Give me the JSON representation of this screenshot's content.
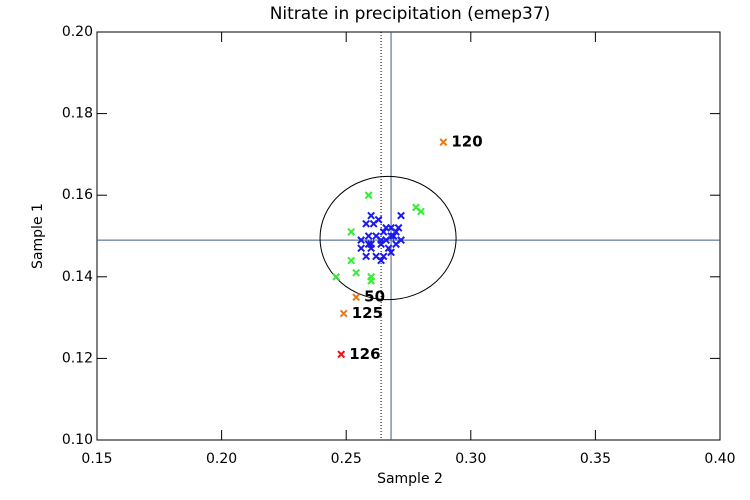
{
  "chart_data": {
    "type": "scatter",
    "title": "Nitrate in precipitation (emep37)",
    "x_label": "Sample 2",
    "y_label": "Sample 1",
    "xlim": [
      0.15,
      0.4
    ],
    "ylim": [
      0.1,
      0.2
    ],
    "xticks": [
      0.15,
      {
        "value": 0.2,
        "label": "0.20"
      },
      0.25,
      {
        "value": 0.3,
        "label": "0.30"
      },
      0.35,
      {
        "value": 0.4,
        "label": "0.40"
      }
    ],
    "yticks": [
      {
        "value": 0.1,
        "label": "0.10"
      },
      0.12,
      0.14,
      0.16,
      0.18,
      {
        "value": 0.2,
        "label": "0.20"
      }
    ],
    "hlines": [
      {
        "value": 0.149,
        "style": "solid",
        "color": "#3a5a8a"
      }
    ],
    "vlines": [
      {
        "value": 0.268,
        "style": "solid",
        "color": "#3a5a8a"
      },
      {
        "value": 0.264,
        "style": "dotted",
        "color": "#000000"
      }
    ],
    "ellipse": {
      "cx": 0.2668,
      "cy": 0.1495,
      "rx": 0.0273,
      "ry": 0.0151,
      "color": "#000000"
    },
    "series": [
      {
        "color": "#1a1aee",
        "x": [
          0.26,
          0.258,
          0.263,
          0.261,
          0.265,
          0.256,
          0.259,
          0.26,
          0.262,
          0.264,
          0.265,
          0.268,
          0.27,
          0.272,
          0.271,
          0.268,
          0.266,
          0.264,
          0.262,
          0.266,
          0.268,
          0.27,
          0.256,
          0.258,
          0.26,
          0.264,
          0.267,
          0.269,
          0.272,
          0.259
        ],
        "values": [
          0.155,
          0.153,
          0.154,
          0.153,
          0.151,
          0.149,
          0.148,
          0.147,
          0.145,
          0.144,
          0.145,
          0.146,
          0.148,
          0.149,
          0.152,
          0.15,
          0.149,
          0.149,
          0.15,
          0.152,
          0.152,
          0.151,
          0.147,
          0.145,
          0.148,
          0.148,
          0.147,
          0.15,
          0.155,
          0.15
        ]
      },
      {
        "color": "#33ee33",
        "x": [
          0.246,
          0.259,
          0.252,
          0.252,
          0.254,
          0.26,
          0.26,
          0.278,
          0.28
        ],
        "values": [
          0.14,
          0.16,
          0.151,
          0.144,
          0.141,
          0.14,
          0.139,
          0.157,
          0.156
        ]
      },
      {
        "color": "#e87a1a",
        "x": [
          0.289,
          0.254,
          0.249
        ],
        "values": [
          0.173,
          0.135,
          0.131
        ],
        "labels": [
          "120",
          "50",
          "125"
        ]
      },
      {
        "color": "#ee1111",
        "x": [
          0.248
        ],
        "values": [
          0.121
        ],
        "labels": [
          "126"
        ]
      }
    ]
  }
}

Task objective. Lines containing the word "color" must all be returned from the material above.

Right answer.
        "color": "#3a5a8a"
        "color": "#3a5a8a"
        "color": "#000000"
      "color": "#000000"
        "color": "#1a1aee",
        "color": "#33ee33",
        "color": "#e87a1a",
        "color": "#ee1111",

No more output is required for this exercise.